**Instructions for the task:** Every record should be repeated exactly, except that pictures are left out.

**Extracted data:**
_____
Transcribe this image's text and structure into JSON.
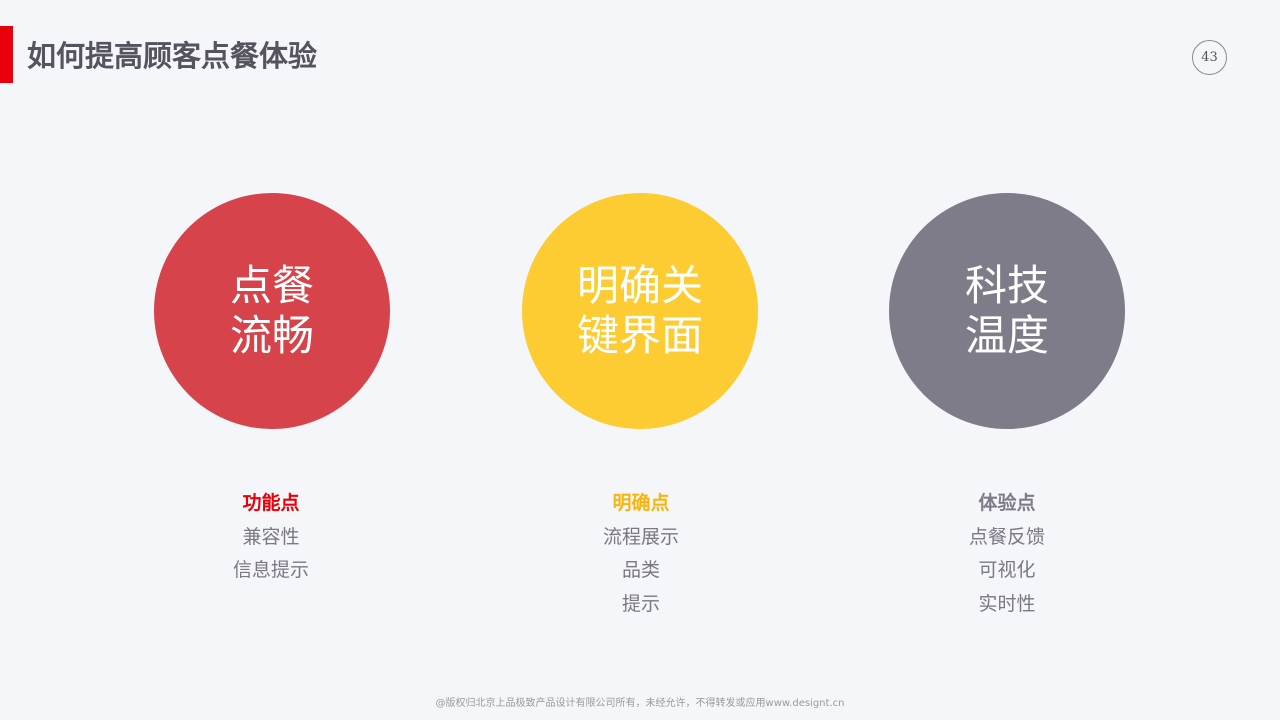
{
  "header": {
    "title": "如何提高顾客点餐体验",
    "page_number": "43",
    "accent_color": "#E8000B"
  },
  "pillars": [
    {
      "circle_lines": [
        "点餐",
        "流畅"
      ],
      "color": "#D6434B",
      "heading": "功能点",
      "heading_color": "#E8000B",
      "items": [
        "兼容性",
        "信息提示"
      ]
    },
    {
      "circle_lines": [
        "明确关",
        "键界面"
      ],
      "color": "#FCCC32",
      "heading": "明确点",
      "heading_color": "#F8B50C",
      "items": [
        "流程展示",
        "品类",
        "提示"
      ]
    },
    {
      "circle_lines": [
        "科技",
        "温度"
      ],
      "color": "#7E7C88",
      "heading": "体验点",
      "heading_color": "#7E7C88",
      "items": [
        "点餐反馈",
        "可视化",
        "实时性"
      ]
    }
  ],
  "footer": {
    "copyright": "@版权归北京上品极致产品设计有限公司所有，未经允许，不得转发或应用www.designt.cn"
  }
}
_____
**Task solution:**
Transcribe this image's text and structure into JSON.
{
  "header": {
    "title": "如何提高顾客点餐体验",
    "page_number": "43",
    "accent_color": "#E8000B"
  },
  "pillars": [
    {
      "circle_lines": [
        "点餐",
        "流畅"
      ],
      "color": "#D6434B",
      "heading": "功能点",
      "heading_color": "#E8000B",
      "items": [
        "兼容性",
        "信息提示"
      ]
    },
    {
      "circle_lines": [
        "明确关",
        "键界面"
      ],
      "color": "#FCCC32",
      "heading": "明确点",
      "heading_color": "#F8B50C",
      "items": [
        "流程展示",
        "品类",
        "提示"
      ]
    },
    {
      "circle_lines": [
        "科技",
        "温度"
      ],
      "color": "#7E7C88",
      "heading": "体验点",
      "heading_color": "#7E7C88",
      "items": [
        "点餐反馈",
        "可视化",
        "实时性"
      ]
    }
  ],
  "footer": {
    "copyright": "@版权归北京上品极致产品设计有限公司所有，未经允许，不得转发或应用www.designt.cn"
  }
}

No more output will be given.